Exercise goal> Give the number of lines holding the string "สนามกลาง" and nothing more.
╔══
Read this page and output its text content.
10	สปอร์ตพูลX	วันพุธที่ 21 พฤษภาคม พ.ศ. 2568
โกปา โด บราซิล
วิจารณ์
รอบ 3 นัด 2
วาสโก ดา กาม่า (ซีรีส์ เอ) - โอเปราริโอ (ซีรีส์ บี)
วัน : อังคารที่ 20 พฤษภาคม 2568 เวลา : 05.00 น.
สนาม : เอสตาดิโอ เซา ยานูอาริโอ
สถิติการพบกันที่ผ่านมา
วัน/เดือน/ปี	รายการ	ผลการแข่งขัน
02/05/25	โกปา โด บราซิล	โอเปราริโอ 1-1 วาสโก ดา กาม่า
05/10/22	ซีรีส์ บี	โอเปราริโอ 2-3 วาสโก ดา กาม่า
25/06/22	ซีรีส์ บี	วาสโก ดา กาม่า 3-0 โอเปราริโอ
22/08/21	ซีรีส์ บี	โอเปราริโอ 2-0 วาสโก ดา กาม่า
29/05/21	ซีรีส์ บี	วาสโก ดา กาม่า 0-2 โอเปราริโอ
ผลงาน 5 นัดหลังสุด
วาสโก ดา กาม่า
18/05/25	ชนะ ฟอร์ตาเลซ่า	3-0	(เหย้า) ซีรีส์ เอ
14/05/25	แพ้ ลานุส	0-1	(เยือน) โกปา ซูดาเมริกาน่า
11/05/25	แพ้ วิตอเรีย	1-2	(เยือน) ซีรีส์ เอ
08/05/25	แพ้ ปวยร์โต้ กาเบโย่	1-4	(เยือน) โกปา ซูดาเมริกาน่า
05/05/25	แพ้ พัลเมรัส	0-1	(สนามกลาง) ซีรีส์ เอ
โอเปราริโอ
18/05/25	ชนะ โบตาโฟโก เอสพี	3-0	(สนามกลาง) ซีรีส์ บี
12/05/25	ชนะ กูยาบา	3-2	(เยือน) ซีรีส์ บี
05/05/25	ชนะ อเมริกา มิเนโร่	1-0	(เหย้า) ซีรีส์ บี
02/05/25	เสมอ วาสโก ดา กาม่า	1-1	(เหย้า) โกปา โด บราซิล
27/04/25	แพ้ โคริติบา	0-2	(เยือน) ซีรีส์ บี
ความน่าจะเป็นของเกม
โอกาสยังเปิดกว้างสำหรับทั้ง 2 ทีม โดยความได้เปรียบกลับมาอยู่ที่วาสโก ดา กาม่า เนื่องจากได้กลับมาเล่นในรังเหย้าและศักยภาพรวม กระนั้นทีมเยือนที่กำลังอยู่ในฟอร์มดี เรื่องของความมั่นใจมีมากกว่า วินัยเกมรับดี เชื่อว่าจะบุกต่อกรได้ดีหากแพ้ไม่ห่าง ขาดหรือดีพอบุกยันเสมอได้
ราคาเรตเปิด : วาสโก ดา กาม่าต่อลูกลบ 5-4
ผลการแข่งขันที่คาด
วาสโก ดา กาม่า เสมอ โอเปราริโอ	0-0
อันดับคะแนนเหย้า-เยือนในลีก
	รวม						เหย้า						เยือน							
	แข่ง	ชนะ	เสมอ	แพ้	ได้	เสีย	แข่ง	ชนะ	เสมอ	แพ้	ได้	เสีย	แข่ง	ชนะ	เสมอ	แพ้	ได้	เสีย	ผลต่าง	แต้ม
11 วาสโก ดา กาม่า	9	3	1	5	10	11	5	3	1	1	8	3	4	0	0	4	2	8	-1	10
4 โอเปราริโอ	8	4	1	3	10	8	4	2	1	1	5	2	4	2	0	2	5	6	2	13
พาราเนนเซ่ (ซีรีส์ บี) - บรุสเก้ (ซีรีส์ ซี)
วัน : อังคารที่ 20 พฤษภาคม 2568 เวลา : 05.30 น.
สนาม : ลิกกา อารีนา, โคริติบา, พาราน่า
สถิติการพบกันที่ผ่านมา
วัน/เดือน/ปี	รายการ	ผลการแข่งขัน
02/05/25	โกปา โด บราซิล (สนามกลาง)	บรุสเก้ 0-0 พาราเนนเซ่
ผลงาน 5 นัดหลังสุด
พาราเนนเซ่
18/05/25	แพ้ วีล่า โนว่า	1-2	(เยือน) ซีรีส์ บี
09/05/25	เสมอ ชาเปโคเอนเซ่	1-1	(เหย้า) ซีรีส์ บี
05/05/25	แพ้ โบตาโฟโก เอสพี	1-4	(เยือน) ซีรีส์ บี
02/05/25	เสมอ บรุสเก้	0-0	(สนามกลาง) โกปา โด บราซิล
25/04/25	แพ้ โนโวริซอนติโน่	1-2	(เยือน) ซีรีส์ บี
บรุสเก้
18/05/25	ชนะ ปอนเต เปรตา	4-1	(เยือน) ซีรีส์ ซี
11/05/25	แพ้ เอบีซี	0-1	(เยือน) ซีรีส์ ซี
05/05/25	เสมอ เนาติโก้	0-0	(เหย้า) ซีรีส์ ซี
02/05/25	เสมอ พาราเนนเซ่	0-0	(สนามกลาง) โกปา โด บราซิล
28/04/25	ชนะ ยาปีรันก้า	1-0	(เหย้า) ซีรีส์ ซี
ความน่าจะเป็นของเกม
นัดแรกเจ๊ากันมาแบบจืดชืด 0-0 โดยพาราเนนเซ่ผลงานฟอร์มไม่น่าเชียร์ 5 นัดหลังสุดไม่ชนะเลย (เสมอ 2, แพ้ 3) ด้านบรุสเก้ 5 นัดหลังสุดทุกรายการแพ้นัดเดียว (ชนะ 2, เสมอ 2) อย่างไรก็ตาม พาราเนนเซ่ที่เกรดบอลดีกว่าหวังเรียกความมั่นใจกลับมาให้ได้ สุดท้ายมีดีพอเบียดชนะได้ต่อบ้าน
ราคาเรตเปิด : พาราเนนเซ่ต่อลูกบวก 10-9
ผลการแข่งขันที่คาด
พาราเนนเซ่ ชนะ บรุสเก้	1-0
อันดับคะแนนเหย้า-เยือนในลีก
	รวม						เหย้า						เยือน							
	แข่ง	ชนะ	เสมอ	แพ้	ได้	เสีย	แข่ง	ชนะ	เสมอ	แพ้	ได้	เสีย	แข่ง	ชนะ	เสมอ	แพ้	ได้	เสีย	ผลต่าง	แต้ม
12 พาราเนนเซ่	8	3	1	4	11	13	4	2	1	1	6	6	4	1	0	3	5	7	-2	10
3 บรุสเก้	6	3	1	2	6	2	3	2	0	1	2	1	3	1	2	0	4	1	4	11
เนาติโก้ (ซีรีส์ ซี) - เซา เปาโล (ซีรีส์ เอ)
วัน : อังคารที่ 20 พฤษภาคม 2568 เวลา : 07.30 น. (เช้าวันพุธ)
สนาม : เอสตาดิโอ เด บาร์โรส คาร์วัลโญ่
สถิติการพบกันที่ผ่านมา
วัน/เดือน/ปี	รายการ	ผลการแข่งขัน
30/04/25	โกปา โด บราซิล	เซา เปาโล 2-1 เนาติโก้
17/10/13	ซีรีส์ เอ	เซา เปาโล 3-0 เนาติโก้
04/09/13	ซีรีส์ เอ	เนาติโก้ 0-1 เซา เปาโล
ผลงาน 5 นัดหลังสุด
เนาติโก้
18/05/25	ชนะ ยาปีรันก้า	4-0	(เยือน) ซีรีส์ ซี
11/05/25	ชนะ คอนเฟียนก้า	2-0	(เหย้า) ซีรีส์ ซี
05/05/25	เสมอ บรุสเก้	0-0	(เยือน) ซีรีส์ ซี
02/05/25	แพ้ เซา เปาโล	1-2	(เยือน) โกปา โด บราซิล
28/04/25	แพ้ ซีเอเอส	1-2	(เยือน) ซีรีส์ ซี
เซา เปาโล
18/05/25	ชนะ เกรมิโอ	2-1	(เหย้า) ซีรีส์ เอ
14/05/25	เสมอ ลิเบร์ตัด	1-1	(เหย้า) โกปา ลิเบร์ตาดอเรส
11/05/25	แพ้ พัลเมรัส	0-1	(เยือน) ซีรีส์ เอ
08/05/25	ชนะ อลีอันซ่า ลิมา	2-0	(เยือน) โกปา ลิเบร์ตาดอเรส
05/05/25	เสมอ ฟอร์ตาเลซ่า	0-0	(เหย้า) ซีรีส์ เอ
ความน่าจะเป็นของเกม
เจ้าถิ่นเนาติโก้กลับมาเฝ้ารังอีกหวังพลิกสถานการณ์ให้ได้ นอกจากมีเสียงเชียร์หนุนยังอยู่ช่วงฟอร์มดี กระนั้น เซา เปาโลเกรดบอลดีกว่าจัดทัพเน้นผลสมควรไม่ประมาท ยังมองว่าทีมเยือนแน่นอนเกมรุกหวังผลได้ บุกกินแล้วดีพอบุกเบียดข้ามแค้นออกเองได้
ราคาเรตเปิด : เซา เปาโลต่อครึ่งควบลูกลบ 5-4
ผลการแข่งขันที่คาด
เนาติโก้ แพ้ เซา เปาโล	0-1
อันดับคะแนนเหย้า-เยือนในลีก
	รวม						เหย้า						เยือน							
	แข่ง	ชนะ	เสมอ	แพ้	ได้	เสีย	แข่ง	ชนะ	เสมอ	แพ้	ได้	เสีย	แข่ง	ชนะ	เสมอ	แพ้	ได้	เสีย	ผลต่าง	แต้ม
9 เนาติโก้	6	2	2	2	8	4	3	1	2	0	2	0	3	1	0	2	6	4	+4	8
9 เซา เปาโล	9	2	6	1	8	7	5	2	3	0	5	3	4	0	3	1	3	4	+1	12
╚══
Task result> 5